**WHAT YOU HAVE TO DO**
Filter the entries, keeping every line with the word "xlabel".

**DATA SUPPLIED**

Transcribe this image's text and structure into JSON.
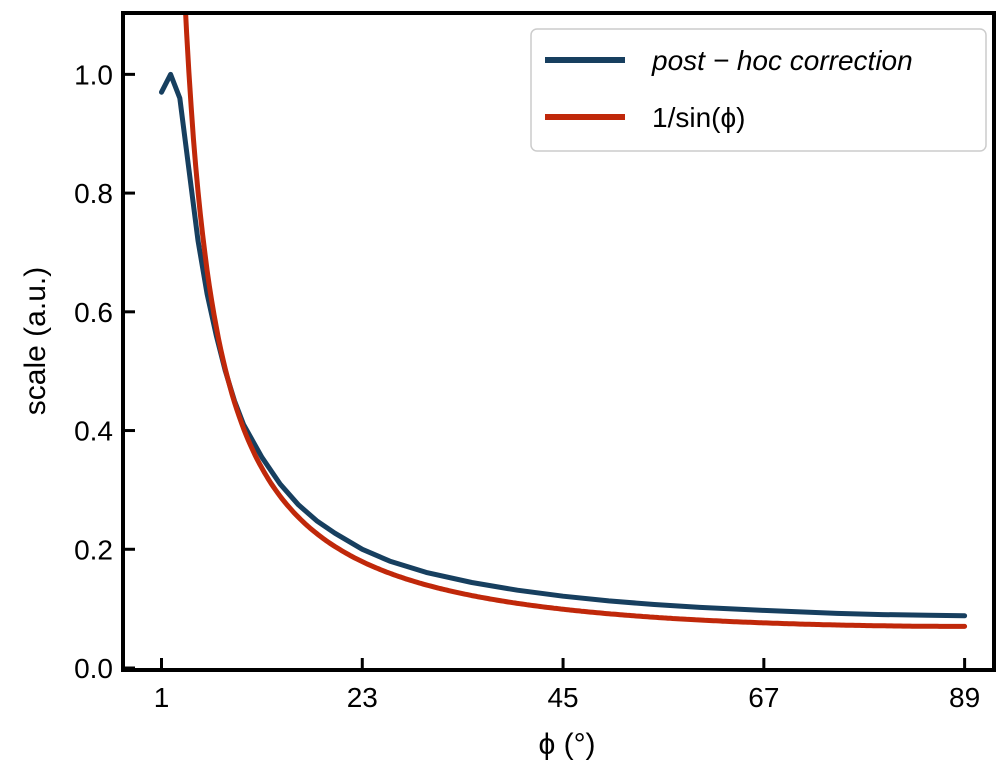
{
  "chart_data": {
    "type": "line",
    "title": "",
    "xlabel": "ϕ (°)",
    "ylabel": "scale (a.u.)",
    "xlim": [
      -3,
      92
    ],
    "ylim": [
      0,
      1.1
    ],
    "xticks": [
      1,
      23,
      45,
      67,
      89
    ],
    "yticks": [
      0.0,
      0.2,
      0.4,
      0.6,
      0.8,
      1.0
    ],
    "xtick_labels": [
      "1",
      "23",
      "45",
      "67",
      "89"
    ],
    "ytick_labels": [
      "0.0",
      "0.2",
      "0.4",
      "0.6",
      "0.8",
      "1.0"
    ],
    "grid": false,
    "legend_position": "top-right",
    "series": [
      {
        "name": "post − hoc correction",
        "color": "#173f5f",
        "x": [
          1,
          2,
          3,
          4,
          5,
          6,
          7,
          8,
          9,
          10,
          12,
          14,
          16,
          18,
          20,
          23,
          26,
          30,
          35,
          40,
          45,
          50,
          55,
          60,
          67,
          75,
          80,
          85,
          89
        ],
        "y": [
          0.97,
          1.0,
          0.96,
          0.84,
          0.72,
          0.63,
          0.56,
          0.5,
          0.45,
          0.41,
          0.355,
          0.31,
          0.275,
          0.248,
          0.227,
          0.2,
          0.18,
          0.161,
          0.144,
          0.131,
          0.121,
          0.113,
          0.107,
          0.102,
          0.097,
          0.092,
          0.09,
          0.089,
          0.088
        ]
      },
      {
        "name": "1/sin(ϕ)",
        "color": "#c0280a",
        "function": "k/sin(phi)",
        "k": 0.07,
        "x_range": [
          1,
          89
        ]
      }
    ]
  }
}
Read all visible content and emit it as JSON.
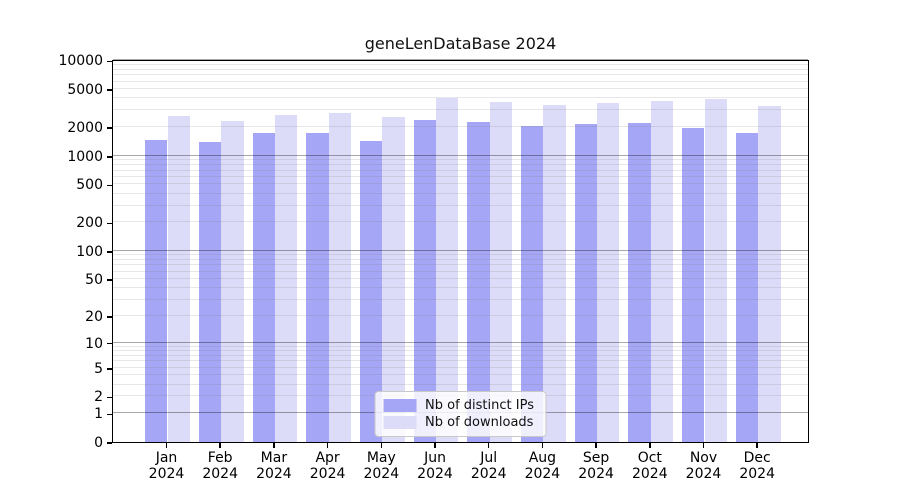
{
  "title": "geneLenDataBase 2024",
  "colors": {
    "distinct_ips": "#a6a6f6",
    "downloads": "#dcdcf8",
    "gridline_minor": "#e7e7e7",
    "gridline_major": "#aaaaaa",
    "axis": "#000000"
  },
  "legend": {
    "items": [
      {
        "label": "Nb of distinct IPs",
        "color": "#a6a6f6"
      },
      {
        "label": "Nb of downloads",
        "color": "#dcdcf8"
      }
    ]
  },
  "x_axis": {
    "months": [
      "Jan",
      "Feb",
      "Mar",
      "Apr",
      "May",
      "Jun",
      "Jul",
      "Aug",
      "Sep",
      "Oct",
      "Nov",
      "Dec"
    ],
    "year": "2024"
  },
  "y_axis": {
    "tick_labels": [
      "10000",
      "5000",
      "2000",
      "1000",
      "500",
      "200",
      "100",
      "50",
      "20",
      "10",
      "5",
      "2",
      "1",
      "0"
    ]
  },
  "chart_data": {
    "type": "bar",
    "title": "geneLenDataBase 2024",
    "categories": [
      "Jan 2024",
      "Feb 2024",
      "Mar 2024",
      "Apr 2024",
      "May 2024",
      "Jun 2024",
      "Jul 2024",
      "Aug 2024",
      "Sep 2024",
      "Oct 2024",
      "Nov 2024",
      "Dec 2024"
    ],
    "series": [
      {
        "name": "Nb of distinct IPs",
        "color": "#a6a6f6",
        "values": [
          1450,
          1410,
          1750,
          1720,
          1430,
          2350,
          2260,
          2060,
          2160,
          2220,
          1970,
          1750
        ]
      },
      {
        "name": "Nb of downloads",
        "color": "#dcdcf8",
        "values": [
          2610,
          2330,
          2670,
          2790,
          2530,
          4080,
          3640,
          3390,
          3610,
          3730,
          3920,
          3300
        ]
      }
    ],
    "yscale": "log1p",
    "ylim": [
      0,
      10000
    ],
    "yticks": [
      0,
      1,
      2,
      5,
      10,
      20,
      50,
      100,
      200,
      500,
      1000,
      2000,
      5000,
      10000
    ],
    "grid": "horizontal log minor gridlines; darker lines at powers of 10; gridlines drawn over bars",
    "legend_position": "lower center inside plot"
  }
}
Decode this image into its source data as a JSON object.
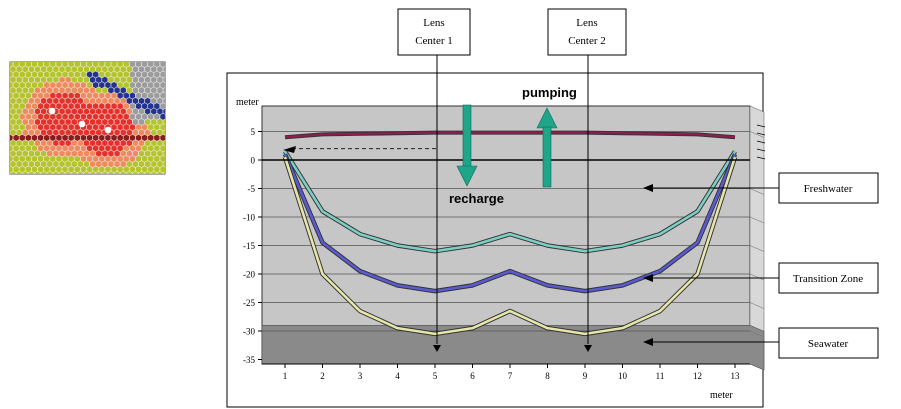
{
  "labels": {
    "y_unit": "meter",
    "x_unit": "meter",
    "lens1_line1": "Lens",
    "lens1_line2": "Center 1",
    "lens2_line1": "Lens",
    "lens2_line2": "Center 2",
    "pumping": "pumping",
    "recharge": "recharge",
    "freshwater": "Freshwater",
    "transition_zone": "Transition Zone",
    "seawater": "Seawater"
  },
  "colors": {
    "plot_bg": "#c6c6c6",
    "seawater_band": "#8a8a8a",
    "water_table": "#8a2050",
    "upper_curve": "#7ccfc4",
    "middle_curve": "#5a5ad2",
    "lower_curve": "#e6e6aa",
    "arrow": "#1ea58a",
    "hex_red": "#e5312b",
    "hex_salmon": "#ee8a5e",
    "hex_yellowgreen": "#b5c42c",
    "hex_blue": "#24348c",
    "hex_gray": "#9c9c9c",
    "hex_darkred": "#8a1c1c"
  },
  "chart_data": {
    "type": "line",
    "x": [
      1,
      2,
      3,
      4,
      5,
      6,
      7,
      8,
      9,
      10,
      11,
      12,
      13
    ],
    "x_ticks": [
      "1",
      "2",
      "3",
      "4",
      "5",
      "6",
      "7",
      "8",
      "9",
      "10",
      "11",
      "12",
      "13"
    ],
    "y_ticks": [
      "5",
      "0",
      "-5",
      "-10",
      "-15",
      "-20",
      "-25",
      "-30",
      "-35"
    ],
    "ylim": [
      -35,
      7
    ],
    "series": [
      {
        "key": "water_table",
        "values": [
          4.0,
          4.5,
          4.6,
          4.7,
          4.8,
          4.8,
          4.8,
          4.8,
          4.8,
          4.7,
          4.6,
          4.5,
          4.0
        ]
      },
      {
        "key": "upper_curve",
        "values": [
          1.5,
          -9.0,
          -13.0,
          -15.0,
          -16.0,
          -15.0,
          -13.0,
          -15.0,
          -16.0,
          -15.0,
          -13.0,
          -9.0,
          1.5
        ]
      },
      {
        "key": "middle_curve",
        "values": [
          1.0,
          -14.5,
          -19.5,
          -22.0,
          -23.0,
          -22.0,
          -19.5,
          -22.0,
          -23.0,
          -22.0,
          -19.5,
          -14.5,
          1.0
        ]
      },
      {
        "key": "lower_curve",
        "values": [
          0.5,
          -20.0,
          -26.5,
          -29.5,
          -30.5,
          -29.5,
          -26.5,
          -29.5,
          -30.5,
          -29.5,
          -26.5,
          -20.0,
          0.5
        ]
      }
    ],
    "seawater_top": -29,
    "lens_centers": [
      5,
      9
    ]
  }
}
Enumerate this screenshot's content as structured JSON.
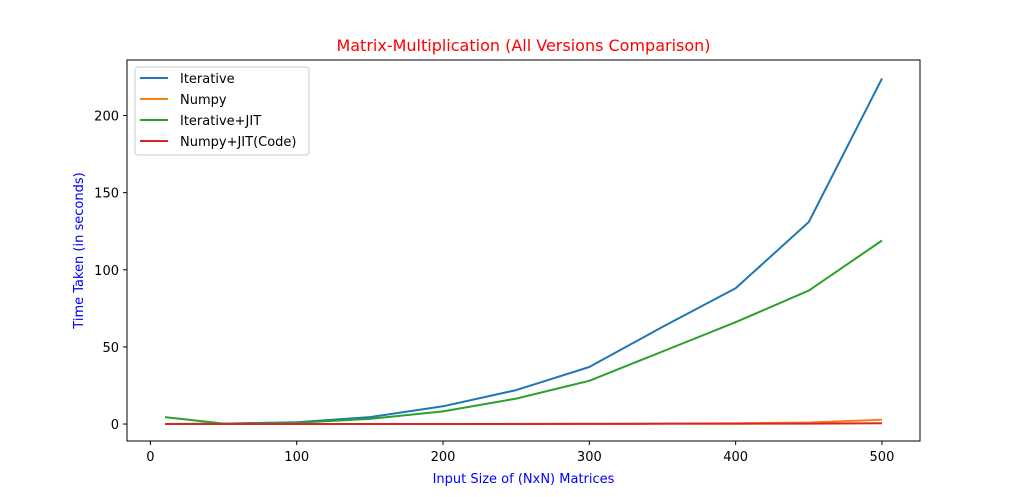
{
  "chart_data": {
    "type": "line",
    "title": "Matrix-Multiplication (All Versions Comparison)",
    "xlabel": "Input Size of (NxN) Matrices",
    "ylabel": "Time Taken (in seconds)",
    "title_color": "#ff0000",
    "label_color": "#0000ff",
    "xlim": [
      -16,
      526
    ],
    "ylim": [
      -11,
      236
    ],
    "x_ticks": [
      0,
      100,
      200,
      300,
      400,
      500
    ],
    "y_ticks": [
      0,
      50,
      100,
      150,
      200
    ],
    "legend_position": "top-left",
    "grid": false,
    "x": [
      10,
      50,
      100,
      150,
      200,
      250,
      300,
      350,
      400,
      450,
      500
    ],
    "series": [
      {
        "name": "Iterative",
        "color": "#1f77b4",
        "values": [
          0.01,
          0.3,
          1.2,
          4.5,
          11.5,
          22,
          37,
          63,
          88,
          131,
          224
        ]
      },
      {
        "name": "Numpy",
        "color": "#ff7f0e",
        "values": [
          0.001,
          0.002,
          0.005,
          0.02,
          0.05,
          0.1,
          0.2,
          0.35,
          0.5,
          1.0,
          2.8
        ]
      },
      {
        "name": "Iterative+JIT",
        "color": "#2ca02c",
        "values": [
          4.5,
          0.3,
          0.8,
          3.3,
          8.2,
          16.5,
          28,
          47,
          66,
          86.5,
          119
        ]
      },
      {
        "name": "Numpy+JIT(Code)",
        "color": "#d62728",
        "values": [
          0.0,
          0.0,
          0.0,
          0.0,
          0.02,
          0.05,
          0.1,
          0.15,
          0.2,
          0.3,
          0.5
        ]
      }
    ]
  }
}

**THE OUTPUT**
    "xlabel": "ϕ (°)",
    "xlabel": "Input Size of (NxN) Matrices",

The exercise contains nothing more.